McQueen, suicide and the dark side of the celebrity fairy tale
When celebrity chef Anthony Bourdain and fashion icon Kate Spade killed themselves within the space of three days in June, many couldn’t fathom the tragedy of two people who seemed to have it all.
The suicides followed a slew of similarly shocking headlines in recent years about rock stars Chester Bennington and Chris Cornell, Hollywood figures Tony Scott and Robin Williams, to name only a few.
Spade’s demise, in particular, resurrected painful memories of the suicides of fellow designer Alexander McQueen, whose life and 2010 death at the age of 40 are explored in filmmaker Ian Bonhote’s new documentary, “McQueen.”
The feature-length film, which hits US theaters on Friday, combines archive footage and new interviews to arrive at an authentic portrait of a tortured artist with a singular vision.
“Though all suicides leave a trail of desperate loss and confusion in their wake, celebrity suicides make a particularly palpable imprint,” therapist and academic Denise Fournier wrote after Bourdain’s death.
“In a culture that idolizes celebrities and holds fame and fortune high on the aspirational totem pole, the notion that someone who’s reached those heights would choose to end it all is incomprehensible.”
Cool Britannia
Born and raised in working-class east London, McQueen – known by his given first name Lee to friends and family – was destined to follow his father into a life of manual labor.
Instead, he was discovered by Isabella Blow, a wealthy socialite with a nose for uncovering raw fashion talent who brought his entire graduation collection when he completed his studies at the prestigious Central Saint Martins school.
An almost traditional romanticism combined with a mischievous, punky side made McQueen an icon of the 1990s-era “Cool Britannia,” a British youth culture explosion the likes of which hadn’t been seen since the Swinging Sixties.

════

(Prompt 1): Can you return the text of the McQueen article from the words "The suicides followed" through the words "only a few."?
(Prompt 2): Do these statements agree with the McQueen article? For each, answer yes or no and quote the words of the article that decide it. (a) Bourdain and Spade died within three days of each other in June. (b) McQueen was born in west London. (c) McQueen was 40 when he died in 2010.
(Prompt 3): What comes next in the McQueen article? Write the continuation, starting after its last sentence.

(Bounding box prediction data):
════

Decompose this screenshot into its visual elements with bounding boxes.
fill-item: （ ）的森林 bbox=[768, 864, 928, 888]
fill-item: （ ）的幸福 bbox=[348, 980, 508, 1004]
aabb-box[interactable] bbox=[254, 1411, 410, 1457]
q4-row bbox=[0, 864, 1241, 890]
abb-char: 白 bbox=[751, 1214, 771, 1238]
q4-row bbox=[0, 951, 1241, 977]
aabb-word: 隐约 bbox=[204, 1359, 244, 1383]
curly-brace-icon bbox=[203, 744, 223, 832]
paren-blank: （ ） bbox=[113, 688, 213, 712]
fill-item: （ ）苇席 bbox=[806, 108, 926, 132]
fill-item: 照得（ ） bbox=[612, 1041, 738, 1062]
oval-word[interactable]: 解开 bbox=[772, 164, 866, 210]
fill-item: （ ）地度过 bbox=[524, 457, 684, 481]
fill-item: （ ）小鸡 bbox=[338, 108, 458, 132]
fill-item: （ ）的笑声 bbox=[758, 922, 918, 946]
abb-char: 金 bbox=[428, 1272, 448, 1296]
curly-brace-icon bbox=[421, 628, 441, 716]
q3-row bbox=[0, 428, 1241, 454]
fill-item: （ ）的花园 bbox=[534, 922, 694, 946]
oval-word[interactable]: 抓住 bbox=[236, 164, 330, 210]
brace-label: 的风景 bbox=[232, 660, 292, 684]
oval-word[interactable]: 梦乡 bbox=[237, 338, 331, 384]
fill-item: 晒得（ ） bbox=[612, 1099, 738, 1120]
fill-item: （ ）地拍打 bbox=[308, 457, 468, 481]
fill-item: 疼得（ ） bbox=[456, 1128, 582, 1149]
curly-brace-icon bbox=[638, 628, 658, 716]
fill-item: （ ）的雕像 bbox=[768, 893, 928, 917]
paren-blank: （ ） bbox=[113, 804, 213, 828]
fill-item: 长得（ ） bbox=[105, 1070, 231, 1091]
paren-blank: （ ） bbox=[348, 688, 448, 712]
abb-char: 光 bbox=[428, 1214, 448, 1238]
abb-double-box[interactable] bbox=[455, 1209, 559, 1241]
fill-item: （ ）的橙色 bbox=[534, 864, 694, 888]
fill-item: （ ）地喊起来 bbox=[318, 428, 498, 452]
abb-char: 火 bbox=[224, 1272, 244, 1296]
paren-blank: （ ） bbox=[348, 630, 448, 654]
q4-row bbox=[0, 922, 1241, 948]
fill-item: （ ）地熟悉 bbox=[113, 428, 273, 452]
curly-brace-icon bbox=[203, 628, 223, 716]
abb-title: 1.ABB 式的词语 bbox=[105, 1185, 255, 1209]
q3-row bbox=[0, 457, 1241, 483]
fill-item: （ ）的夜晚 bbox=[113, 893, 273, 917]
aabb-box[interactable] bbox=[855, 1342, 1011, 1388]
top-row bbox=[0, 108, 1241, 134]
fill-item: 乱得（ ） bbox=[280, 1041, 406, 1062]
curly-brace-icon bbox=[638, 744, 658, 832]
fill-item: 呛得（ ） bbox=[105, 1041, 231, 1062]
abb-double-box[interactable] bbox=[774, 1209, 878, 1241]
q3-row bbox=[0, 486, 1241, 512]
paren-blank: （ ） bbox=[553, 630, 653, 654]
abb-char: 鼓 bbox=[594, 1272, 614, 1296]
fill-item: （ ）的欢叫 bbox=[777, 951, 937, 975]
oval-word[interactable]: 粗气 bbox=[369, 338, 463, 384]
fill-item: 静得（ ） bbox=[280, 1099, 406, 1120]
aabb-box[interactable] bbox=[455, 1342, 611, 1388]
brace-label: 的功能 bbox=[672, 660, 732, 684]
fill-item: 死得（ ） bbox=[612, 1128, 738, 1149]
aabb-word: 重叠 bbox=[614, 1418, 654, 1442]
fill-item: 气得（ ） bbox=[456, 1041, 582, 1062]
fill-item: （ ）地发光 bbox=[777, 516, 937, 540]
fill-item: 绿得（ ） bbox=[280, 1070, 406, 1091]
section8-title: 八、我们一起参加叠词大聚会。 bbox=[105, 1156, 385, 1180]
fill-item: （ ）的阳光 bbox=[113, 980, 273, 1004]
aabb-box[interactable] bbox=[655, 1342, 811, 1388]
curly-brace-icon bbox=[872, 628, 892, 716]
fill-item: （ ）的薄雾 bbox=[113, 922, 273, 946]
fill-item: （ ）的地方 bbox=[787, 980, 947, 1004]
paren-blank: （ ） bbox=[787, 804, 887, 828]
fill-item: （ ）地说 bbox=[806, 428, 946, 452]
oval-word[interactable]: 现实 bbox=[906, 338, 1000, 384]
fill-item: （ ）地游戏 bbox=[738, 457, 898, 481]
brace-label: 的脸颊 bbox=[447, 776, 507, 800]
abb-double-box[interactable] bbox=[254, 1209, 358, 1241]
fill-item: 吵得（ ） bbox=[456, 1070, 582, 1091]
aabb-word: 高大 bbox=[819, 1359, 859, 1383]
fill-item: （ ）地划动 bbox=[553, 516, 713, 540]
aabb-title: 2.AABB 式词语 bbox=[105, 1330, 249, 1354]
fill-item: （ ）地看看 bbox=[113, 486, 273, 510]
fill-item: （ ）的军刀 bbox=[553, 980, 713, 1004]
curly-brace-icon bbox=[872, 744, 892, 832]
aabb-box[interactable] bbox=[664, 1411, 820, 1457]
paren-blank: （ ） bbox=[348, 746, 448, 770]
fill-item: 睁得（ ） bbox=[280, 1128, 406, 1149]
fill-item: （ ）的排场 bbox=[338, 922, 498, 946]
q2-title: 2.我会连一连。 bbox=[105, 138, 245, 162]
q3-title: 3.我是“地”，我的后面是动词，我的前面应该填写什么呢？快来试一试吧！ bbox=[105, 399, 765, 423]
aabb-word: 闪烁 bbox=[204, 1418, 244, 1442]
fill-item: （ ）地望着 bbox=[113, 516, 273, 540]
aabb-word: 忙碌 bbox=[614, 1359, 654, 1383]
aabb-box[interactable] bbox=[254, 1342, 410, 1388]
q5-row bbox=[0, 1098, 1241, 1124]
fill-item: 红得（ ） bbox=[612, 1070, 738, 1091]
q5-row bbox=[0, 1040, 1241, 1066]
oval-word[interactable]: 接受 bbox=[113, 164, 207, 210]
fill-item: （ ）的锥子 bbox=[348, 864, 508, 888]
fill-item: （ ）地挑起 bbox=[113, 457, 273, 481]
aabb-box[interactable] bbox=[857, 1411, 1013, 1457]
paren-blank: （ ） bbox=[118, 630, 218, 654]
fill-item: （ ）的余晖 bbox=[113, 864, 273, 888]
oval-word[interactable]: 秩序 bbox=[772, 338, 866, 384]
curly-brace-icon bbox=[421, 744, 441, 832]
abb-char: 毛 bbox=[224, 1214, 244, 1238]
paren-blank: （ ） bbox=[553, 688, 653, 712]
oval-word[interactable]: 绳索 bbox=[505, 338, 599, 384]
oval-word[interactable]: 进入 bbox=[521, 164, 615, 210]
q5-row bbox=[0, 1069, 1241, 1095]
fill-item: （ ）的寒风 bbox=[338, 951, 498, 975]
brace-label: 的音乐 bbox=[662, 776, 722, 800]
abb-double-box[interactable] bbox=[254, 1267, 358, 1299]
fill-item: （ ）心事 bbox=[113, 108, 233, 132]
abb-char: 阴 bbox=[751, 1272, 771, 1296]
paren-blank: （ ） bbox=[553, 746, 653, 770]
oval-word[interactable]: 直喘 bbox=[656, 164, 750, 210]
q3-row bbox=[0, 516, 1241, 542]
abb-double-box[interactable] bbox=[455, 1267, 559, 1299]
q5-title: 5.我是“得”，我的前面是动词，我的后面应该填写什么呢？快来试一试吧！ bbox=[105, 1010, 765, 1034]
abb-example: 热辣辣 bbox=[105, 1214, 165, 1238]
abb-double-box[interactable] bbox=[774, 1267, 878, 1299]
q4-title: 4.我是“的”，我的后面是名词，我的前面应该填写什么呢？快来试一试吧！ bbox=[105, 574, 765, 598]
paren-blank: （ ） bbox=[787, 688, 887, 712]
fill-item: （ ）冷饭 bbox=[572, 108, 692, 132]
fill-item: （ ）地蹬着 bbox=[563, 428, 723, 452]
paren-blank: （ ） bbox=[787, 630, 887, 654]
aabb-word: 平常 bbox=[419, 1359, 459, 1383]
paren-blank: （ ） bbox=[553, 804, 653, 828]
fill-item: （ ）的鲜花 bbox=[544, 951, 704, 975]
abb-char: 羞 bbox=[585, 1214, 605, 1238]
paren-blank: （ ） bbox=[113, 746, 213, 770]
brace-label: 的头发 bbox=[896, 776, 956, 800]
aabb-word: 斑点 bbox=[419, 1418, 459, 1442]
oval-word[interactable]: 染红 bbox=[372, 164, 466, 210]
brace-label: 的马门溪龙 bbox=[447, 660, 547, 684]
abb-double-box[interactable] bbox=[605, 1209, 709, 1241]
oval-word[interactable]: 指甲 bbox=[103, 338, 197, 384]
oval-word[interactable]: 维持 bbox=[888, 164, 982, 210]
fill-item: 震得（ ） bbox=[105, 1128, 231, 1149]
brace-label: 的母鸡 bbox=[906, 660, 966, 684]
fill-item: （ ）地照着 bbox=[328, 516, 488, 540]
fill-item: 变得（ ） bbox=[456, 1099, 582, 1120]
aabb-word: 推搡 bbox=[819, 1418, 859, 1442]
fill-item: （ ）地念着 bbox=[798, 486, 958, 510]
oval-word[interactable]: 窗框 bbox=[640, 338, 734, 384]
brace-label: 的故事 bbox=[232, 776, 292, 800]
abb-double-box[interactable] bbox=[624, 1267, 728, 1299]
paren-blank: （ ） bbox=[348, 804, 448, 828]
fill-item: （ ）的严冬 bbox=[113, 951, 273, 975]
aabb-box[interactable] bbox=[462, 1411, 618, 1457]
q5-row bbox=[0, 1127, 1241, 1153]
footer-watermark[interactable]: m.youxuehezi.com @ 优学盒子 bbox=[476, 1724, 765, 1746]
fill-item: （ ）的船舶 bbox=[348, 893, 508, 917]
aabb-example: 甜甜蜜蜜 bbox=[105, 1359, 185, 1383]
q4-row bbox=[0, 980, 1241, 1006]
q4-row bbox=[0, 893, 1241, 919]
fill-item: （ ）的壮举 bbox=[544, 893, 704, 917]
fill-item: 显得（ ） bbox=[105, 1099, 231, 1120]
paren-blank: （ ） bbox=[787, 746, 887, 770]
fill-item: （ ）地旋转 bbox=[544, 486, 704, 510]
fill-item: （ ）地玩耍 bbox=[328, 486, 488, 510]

════

(Exercise answer 1):
The suicides followed a slew of similarly shocking headlines in recent years about rock stars Chester Bennington and Chris Cornell, Hollywood figures Tony Scott and Robin Williams, to name only a few.

(Exercise answer 2):
(a) Yes: "killed themselves within the space of three days in June"
(b) No: "Born and raised in working-class east London"
(c) Yes: "2010 death at the age of 40"

(Exercise answer 3):
At the height of his powers, he designed stage costumes for David Bowie, directed videos for Bjork and dressed stars from Sarah Jessica Parker and Nicole Kidman to Madonna and Rihanna.
“My shows are about sex, drugs and rock ‘n roll. It’s for the excitement and the goosebumps. I want heart attacks. I want ambulances,” McQueen once said.
From his apprenticeship at a Savile Row tailor to his final show before his suicide, McQueen reveals himself to be an unmatched creative talent.
A showman at heart, he sent models down the runway with wolves, used armor and masks to hide some of the world’s most recognizable supermodels, drenched his runway in rain and blanketed it with snow.
He experimented with nudity, constructed dresses out of electrical tape and invented the deliberately provocative “bumster” trouser, cut to expose the buttocks and base of the spine.
“He told them, ‘You’ve got to put your pubic hair in Anna Wintour’s face. It was just very naughty behavior,” Blow’s husband, Detmar, remembers.
At 27, with only eight collections under his belt, McQueen was named the creative director at venerated French house Givenchy, whose signature since the early 1950s has been genteel elegance, embodied by Audrey Hepburn.
But McQueen never really felt at home in Paris, longing for his friends, London and his dogs, while the French fashion media did not share Britain’s appreciation of the designer’s rebel spirit.
Lonely, trapped, depressed
He fell out with Blow over money and she began a downward spiral that also ended in suicide.
At the same time, McQueen had transformed himself via liposuction and was abusing drugs and alcohol.
He sold a controlling stake in his eponymous label to Gucci for $50 million but couldn’t enjoy the money, feeling lonely, trapped and depressed by Blow’s suicide – and then the death of his beloved mother Joyce.
He had told friends his “Plato’s Atlantis” spring-summer 2010 ready-to-wear collection would be his last.
By the time it hit the high street, McQueen was dead – not lying peacefully among mourners in a funeral parlor, nor surrounded by rapturous fans, but by his own hand, alone at home.
A US government report published in June, around the time that Bourdain and Spade took their own lives, found that suicides have increased by more than 25 percent since 1999 to become the 10th-leading cause of US deaths.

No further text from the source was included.